= Exercise directions =
Give back the full listing verbatim, apart from its images.

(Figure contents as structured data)
--*--
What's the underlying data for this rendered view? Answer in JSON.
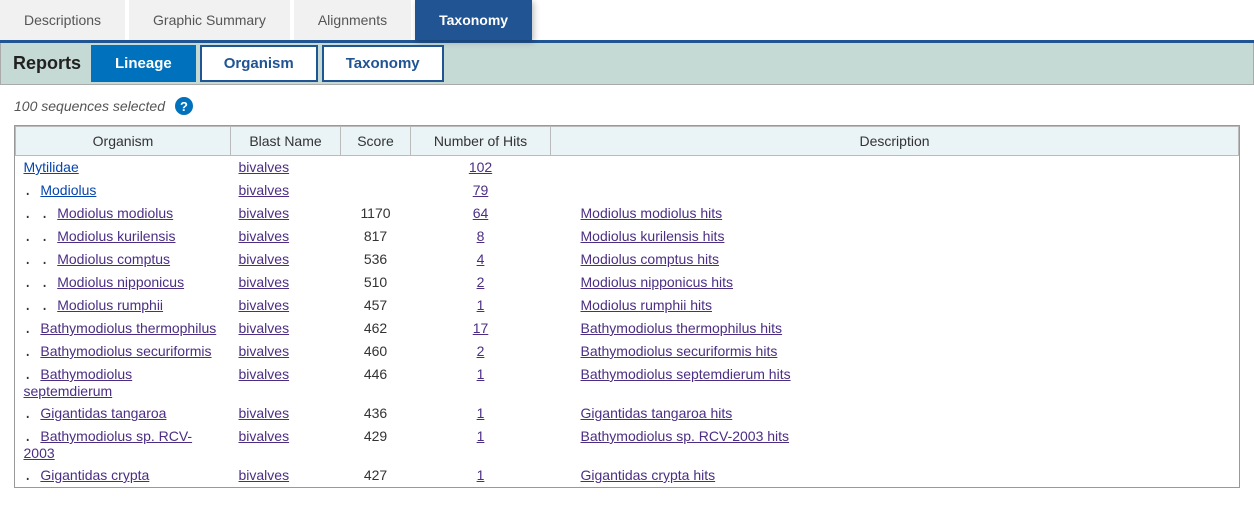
{
  "tabs": [
    {
      "label": "Descriptions",
      "active": false
    },
    {
      "label": "Graphic Summary",
      "active": false
    },
    {
      "label": "Alignments",
      "active": false
    },
    {
      "label": "Taxonomy",
      "active": true
    }
  ],
  "reports": {
    "label": "Reports",
    "subtabs": [
      {
        "label": "Lineage",
        "active": true
      },
      {
        "label": "Organism",
        "active": false
      },
      {
        "label": "Taxonomy",
        "active": false
      }
    ]
  },
  "status": "100 sequences selected",
  "columns": [
    "Organism",
    "Blast Name",
    "Score",
    "Number of Hits",
    "Description"
  ],
  "rows": [
    {
      "indent": 0,
      "organism": "Mytilidae",
      "org_color": "blue",
      "blast": "bivalves",
      "score": "",
      "hits": "102",
      "desc": ""
    },
    {
      "indent": 1,
      "organism": "Modiolus",
      "org_color": "blue",
      "blast": "bivalves",
      "score": "",
      "hits": "79",
      "desc": ""
    },
    {
      "indent": 2,
      "organism": "Modiolus modiolus",
      "blast": "bivalves",
      "score": "1170",
      "hits": "64",
      "desc": "Modiolus modiolus hits"
    },
    {
      "indent": 2,
      "organism": "Modiolus kurilensis",
      "blast": "bivalves",
      "score": "817",
      "hits": "8",
      "desc": "Modiolus kurilensis hits"
    },
    {
      "indent": 2,
      "organism": "Modiolus comptus",
      "blast": "bivalves",
      "score": "536",
      "hits": "4",
      "desc": "Modiolus comptus hits"
    },
    {
      "indent": 2,
      "organism": "Modiolus nipponicus",
      "blast": "bivalves",
      "score": "510",
      "hits": "2",
      "desc": "Modiolus nipponicus hits"
    },
    {
      "indent": 2,
      "organism": "Modiolus rumphii",
      "blast": "bivalves",
      "score": "457",
      "hits": "1",
      "desc": "Modiolus rumphii hits"
    },
    {
      "indent": 1,
      "organism": "Bathymodiolus thermophilus",
      "blast": "bivalves",
      "score": "462",
      "hits": "17",
      "desc": "Bathymodiolus thermophilus hits"
    },
    {
      "indent": 1,
      "organism": "Bathymodiolus securiformis",
      "blast": "bivalves",
      "score": "460",
      "hits": "2",
      "desc": "Bathymodiolus securiformis hits"
    },
    {
      "indent": 1,
      "organism": "Bathymodiolus septemdierum",
      "blast": "bivalves",
      "score": "446",
      "hits": "1",
      "desc": "Bathymodiolus septemdierum hits"
    },
    {
      "indent": 1,
      "organism": "Gigantidas tangaroa",
      "blast": "bivalves",
      "score": "436",
      "hits": "1",
      "desc": "Gigantidas tangaroa hits"
    },
    {
      "indent": 1,
      "organism": "Bathymodiolus sp. RCV-2003",
      "blast": "bivalves",
      "score": "429",
      "hits": "1",
      "desc": "Bathymodiolus sp. RCV-2003 hits"
    },
    {
      "indent": 1,
      "organism": "Gigantidas crypta",
      "blast": "bivalves",
      "score": "427",
      "hits": "1",
      "desc": "Gigantidas crypta hits"
    }
  ],
  "colors": {
    "tab_bg": "#f1f1f1",
    "tab_active_bg": "#205493",
    "subtab_active_bg": "#0071bc",
    "reports_bg": "#c5d9d5",
    "header_bg": "#eaf3f6",
    "link_visited": "#4b2e83",
    "link_blue": "#0645ad"
  }
}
--*--
= Solution =
What's the underlying data for this rendered view? Answer in JSON.
{
  "tabs": [
    {
      "label": "Descriptions",
      "active": false
    },
    {
      "label": "Graphic Summary",
      "active": false
    },
    {
      "label": "Alignments",
      "active": false
    },
    {
      "label": "Taxonomy",
      "active": true
    }
  ],
  "reports": {
    "label": "Reports",
    "subtabs": [
      {
        "label": "Lineage",
        "active": true
      },
      {
        "label": "Organism",
        "active": false
      },
      {
        "label": "Taxonomy",
        "active": false
      }
    ]
  },
  "status": "100 sequences selected",
  "columns": [
    "Organism",
    "Blast Name",
    "Score",
    "Number of Hits",
    "Description"
  ],
  "rows": [
    {
      "indent": 0,
      "organism": "Mytilidae",
      "org_color": "blue",
      "blast": "bivalves",
      "score": "",
      "hits": "102",
      "desc": ""
    },
    {
      "indent": 1,
      "organism": "Modiolus",
      "org_color": "blue",
      "blast": "bivalves",
      "score": "",
      "hits": "79",
      "desc": ""
    },
    {
      "indent": 2,
      "organism": "Modiolus modiolus",
      "blast": "bivalves",
      "score": "1170",
      "hits": "64",
      "desc": "Modiolus modiolus hits"
    },
    {
      "indent": 2,
      "organism": "Modiolus kurilensis",
      "blast": "bivalves",
      "score": "817",
      "hits": "8",
      "desc": "Modiolus kurilensis hits"
    },
    {
      "indent": 2,
      "organism": "Modiolus comptus",
      "blast": "bivalves",
      "score": "536",
      "hits": "4",
      "desc": "Modiolus comptus hits"
    },
    {
      "indent": 2,
      "organism": "Modiolus nipponicus",
      "blast": "bivalves",
      "score": "510",
      "hits": "2",
      "desc": "Modiolus nipponicus hits"
    },
    {
      "indent": 2,
      "organism": "Modiolus rumphii",
      "blast": "bivalves",
      "score": "457",
      "hits": "1",
      "desc": "Modiolus rumphii hits"
    },
    {
      "indent": 1,
      "organism": "Bathymodiolus thermophilus",
      "blast": "bivalves",
      "score": "462",
      "hits": "17",
      "desc": "Bathymodiolus thermophilus hits"
    },
    {
      "indent": 1,
      "organism": "Bathymodiolus securiformis",
      "blast": "bivalves",
      "score": "460",
      "hits": "2",
      "desc": "Bathymodiolus securiformis hits"
    },
    {
      "indent": 1,
      "organism": "Bathymodiolus septemdierum",
      "blast": "bivalves",
      "score": "446",
      "hits": "1",
      "desc": "Bathymodiolus septemdierum hits"
    },
    {
      "indent": 1,
      "organism": "Gigantidas tangaroa",
      "blast": "bivalves",
      "score": "436",
      "hits": "1",
      "desc": "Gigantidas tangaroa hits"
    },
    {
      "indent": 1,
      "organism": "Bathymodiolus sp. RCV-2003",
      "blast": "bivalves",
      "score": "429",
      "hits": "1",
      "desc": "Bathymodiolus sp. RCV-2003 hits"
    },
    {
      "indent": 1,
      "organism": "Gigantidas crypta",
      "blast": "bivalves",
      "score": "427",
      "hits": "1",
      "desc": "Gigantidas crypta hits"
    }
  ],
  "colors": {
    "tab_bg": "#f1f1f1",
    "tab_active_bg": "#205493",
    "subtab_active_bg": "#0071bc",
    "reports_bg": "#c5d9d5",
    "header_bg": "#eaf3f6",
    "link_visited": "#4b2e83",
    "link_blue": "#0645ad"
  }
}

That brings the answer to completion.